• Stored data:
* Begin *

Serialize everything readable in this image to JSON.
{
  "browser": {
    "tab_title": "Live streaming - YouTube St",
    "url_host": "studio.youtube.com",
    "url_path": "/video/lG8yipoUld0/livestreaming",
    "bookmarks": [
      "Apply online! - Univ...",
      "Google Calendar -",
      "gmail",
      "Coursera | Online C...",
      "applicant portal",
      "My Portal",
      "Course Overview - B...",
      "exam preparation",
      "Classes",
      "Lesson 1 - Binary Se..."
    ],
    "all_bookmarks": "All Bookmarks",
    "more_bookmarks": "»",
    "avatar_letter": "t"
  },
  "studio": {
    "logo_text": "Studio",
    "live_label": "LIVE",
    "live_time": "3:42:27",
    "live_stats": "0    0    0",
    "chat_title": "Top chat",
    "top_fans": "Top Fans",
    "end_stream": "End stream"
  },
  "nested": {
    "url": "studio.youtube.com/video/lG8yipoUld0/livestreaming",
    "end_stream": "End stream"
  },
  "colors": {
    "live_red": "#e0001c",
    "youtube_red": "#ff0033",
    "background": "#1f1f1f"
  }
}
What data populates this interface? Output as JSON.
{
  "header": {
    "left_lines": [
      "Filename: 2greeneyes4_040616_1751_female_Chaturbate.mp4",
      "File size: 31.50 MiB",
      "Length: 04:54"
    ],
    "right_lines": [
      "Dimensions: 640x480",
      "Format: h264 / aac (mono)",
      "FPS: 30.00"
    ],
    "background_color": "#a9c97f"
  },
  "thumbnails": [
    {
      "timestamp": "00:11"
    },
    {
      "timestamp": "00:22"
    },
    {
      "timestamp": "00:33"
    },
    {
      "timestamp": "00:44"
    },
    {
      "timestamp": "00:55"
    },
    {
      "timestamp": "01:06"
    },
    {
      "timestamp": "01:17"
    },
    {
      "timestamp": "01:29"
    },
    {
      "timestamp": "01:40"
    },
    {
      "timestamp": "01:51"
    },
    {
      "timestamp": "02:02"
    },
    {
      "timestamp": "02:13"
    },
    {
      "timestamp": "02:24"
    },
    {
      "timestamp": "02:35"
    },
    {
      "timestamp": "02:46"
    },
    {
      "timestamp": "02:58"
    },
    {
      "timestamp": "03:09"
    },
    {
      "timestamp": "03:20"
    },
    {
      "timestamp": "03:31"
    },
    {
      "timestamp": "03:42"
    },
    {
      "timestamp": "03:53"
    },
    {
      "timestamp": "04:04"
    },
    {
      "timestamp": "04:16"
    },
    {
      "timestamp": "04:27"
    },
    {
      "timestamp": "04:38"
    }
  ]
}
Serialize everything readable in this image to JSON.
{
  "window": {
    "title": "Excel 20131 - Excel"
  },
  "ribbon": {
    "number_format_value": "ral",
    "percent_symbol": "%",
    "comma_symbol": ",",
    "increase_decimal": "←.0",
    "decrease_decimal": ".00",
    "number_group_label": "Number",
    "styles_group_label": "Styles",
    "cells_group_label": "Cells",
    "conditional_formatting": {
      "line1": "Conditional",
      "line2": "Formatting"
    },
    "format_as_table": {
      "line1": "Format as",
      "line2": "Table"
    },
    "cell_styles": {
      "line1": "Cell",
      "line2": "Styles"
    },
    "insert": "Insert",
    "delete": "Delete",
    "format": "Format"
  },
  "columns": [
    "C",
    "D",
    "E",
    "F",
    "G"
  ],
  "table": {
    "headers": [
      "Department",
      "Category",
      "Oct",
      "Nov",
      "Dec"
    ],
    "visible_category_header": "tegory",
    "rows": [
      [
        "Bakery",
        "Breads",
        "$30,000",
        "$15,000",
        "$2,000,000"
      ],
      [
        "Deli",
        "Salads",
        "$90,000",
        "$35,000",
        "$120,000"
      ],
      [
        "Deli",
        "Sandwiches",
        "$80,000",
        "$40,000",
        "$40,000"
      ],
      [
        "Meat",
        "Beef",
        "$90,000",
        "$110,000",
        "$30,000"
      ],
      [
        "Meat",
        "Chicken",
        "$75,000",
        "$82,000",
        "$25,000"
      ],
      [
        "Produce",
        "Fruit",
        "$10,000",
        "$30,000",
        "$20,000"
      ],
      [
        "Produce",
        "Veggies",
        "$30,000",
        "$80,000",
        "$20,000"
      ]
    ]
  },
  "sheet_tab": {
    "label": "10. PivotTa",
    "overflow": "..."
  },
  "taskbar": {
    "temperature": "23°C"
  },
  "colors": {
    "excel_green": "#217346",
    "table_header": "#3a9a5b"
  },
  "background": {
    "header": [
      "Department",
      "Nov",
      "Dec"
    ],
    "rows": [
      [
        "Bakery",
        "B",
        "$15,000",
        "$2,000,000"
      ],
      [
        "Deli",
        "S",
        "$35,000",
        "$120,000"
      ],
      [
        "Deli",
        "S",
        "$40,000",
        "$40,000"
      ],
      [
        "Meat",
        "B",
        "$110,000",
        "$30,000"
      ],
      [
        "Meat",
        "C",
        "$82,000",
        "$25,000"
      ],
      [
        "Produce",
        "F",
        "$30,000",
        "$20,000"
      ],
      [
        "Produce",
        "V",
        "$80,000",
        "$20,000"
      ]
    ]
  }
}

* End *

• Work required: From the records above, extract each line exactly as shown.

• Expected answer:
Serialize everything readable in this image to JSON.
{
  "browser": {
    "tab_title": "Live streaming - YouTube St",
    "url_host": "studio.youtube.com",
    "url_path": "/video/lG8yipoUld0/livestreaming",
    "bookmarks": [
      "Apply online! - Univ...",
      "Google Calendar -",
      "gmail",
      "Coursera | Online C...",
      "applicant portal",
      "My Portal",
      "Course Overview - B...",
      "exam preparation",
      "Classes",
      "Lesson 1 - Binary Se..."
    ],
    "all_bookmarks": "All Bookmarks",
    "more_bookmarks": "»",
    "avatar_letter": "t"
  },
  "studio": {
    "logo_text": "Studio",
    "live_label": "LIVE",
    "live_time": "3:42:27",
    "live_stats": "0    0    0",
    "chat_title": "Top chat",
    "top_fans": "Top Fans",
    "end_stream": "End stream"
  },
  "nested": {
    "url": "studio.youtube.com/video/lG8yipoUld0/livestreaming",
    "end_stream": "End stream"
  },
  "colors": {
    "live_red": "#e0001c",
    "youtube_red": "#ff0033",
    "background": "#1f1f1f"
  }
}
What data populates this interface? Output as JSON.
{
  "header": {
    "left_lines": [
      "Filename: 2greeneyes4_040616_1751_female_Chaturbate.mp4",
      "File size: 31.50 MiB",
      "Length: 04:54"
    ],
    "right_lines": [
      "Dimensions: 640x480",
      "Format: h264 / aac (mono)",
      "FPS: 30.00"
    ],
    "background_color": "#a9c97f"
  },
  "thumbnails": [
    {
      "timestamp": "00:11"
    },
    {
      "timestamp": "00:22"
    },
    {
      "timestamp": "00:33"
    },
    {
      "timestamp": "00:44"
    },
    {
      "timestamp": "00:55"
    },
    {
      "timestamp": "01:06"
    },
    {
      "timestamp": "01:17"
    },
    {
      "timestamp": "01:29"
    },
    {
      "timestamp": "01:40"
    },
    {
      "timestamp": "01:51"
    },
    {
      "timestamp": "02:02"
    },
    {
      "timestamp": "02:13"
    },
    {
      "timestamp": "02:24"
    },
    {
      "timestamp": "02:35"
    },
    {
      "timestamp": "02:46"
    },
    {
      "timestamp": "02:58"
    },
    {
      "timestamp": "03:09"
    },
    {
      "timestamp": "03:20"
    },
    {
      "timestamp": "03:31"
    },
    {
      "timestamp": "03:42"
    },
    {
      "timestamp": "03:53"
    },
    {
      "timestamp": "04:04"
    },
    {
      "timestamp": "04:16"
    },
    {
      "timestamp": "04:27"
    },
    {
      "timestamp": "04:38"
    }
  ]
}
Serialize everything readable in this image to JSON.
{
  "window": {
    "title": "Excel 20131 - Excel"
  },
  "ribbon": {
    "number_format_value": "ral",
    "percent_symbol": "%",
    "comma_symbol": ",",
    "increase_decimal": "←.0",
    "decrease_decimal": ".00",
    "number_group_label": "Number",
    "styles_group_label": "Styles",
    "cells_group_label": "Cells",
    "conditional_formatting": {
      "line1": "Conditional",
      "line2": "Formatting"
    },
    "format_as_table": {
      "line1": "Format as",
      "line2": "Table"
    },
    "cell_styles": {
      "line1": "Cell",
      "line2": "Styles"
    },
    "insert": "Insert",
    "delete": "Delete",
    "format": "Format"
  },
  "columns": [
    "C",
    "D",
    "E",
    "F",
    "G"
  ],
  "table": {
    "headers": [
      "Department",
      "Category",
      "Oct",
      "Nov",
      "Dec"
    ],
    "visible_category_header": "tegory",
    "rows": [
      [
        "Bakery",
        "Breads",
        "$30,000",
        "$15,000",
        "$2,000,000"
      ],
      [
        "Deli",
        "Salads",
        "$90,000",
        "$35,000",
        "$120,000"
      ],
      [
        "Deli",
        "Sandwiches",
        "$80,000",
        "$40,000",
        "$40,000"
      ],
      [
        "Meat",
        "Beef",
        "$90,000",
        "$110,000",
        "$30,000"
      ],
      [
        "Meat",
        "Chicken",
        "$75,000",
        "$82,000",
        "$25,000"
      ],
      [
        "Produce",
        "Fruit",
        "$10,000",
        "$30,000",
        "$20,000"
      ],
      [
        "Produce",
        "Veggies",
        "$30,000",
        "$80,000",
        "$20,000"
      ]
    ]
  },
  "sheet_tab": {
    "label": "10. PivotTa",
    "overflow": "..."
  },
  "taskbar": {
    "temperature": "23°C"
  },
  "colors": {
    "excel_green": "#217346",
    "table_header": "#3a9a5b"
  },
  "background": {
    "header": [
      "Department",
      "Nov",
      "Dec"
    ],
    "rows": [
      [
        "Bakery",
        "B",
        "$15,000",
        "$2,000,000"
      ],
      [
        "Deli",
        "S",
        "$35,000",
        "$120,000"
      ],
      [
        "Deli",
        "S",
        "$40,000",
        "$40,000"
      ],
      [
        "Meat",
        "B",
        "$110,000",
        "$30,000"
      ],
      [
        "Meat",
        "C",
        "$82,000",
        "$25,000"
      ],
      [
        "Produce",
        "F",
        "$30,000",
        "$20,000"
      ],
      [
        "Produce",
        "V",
        "$80,000",
        "$20,000"
      ]
    ]
  }
}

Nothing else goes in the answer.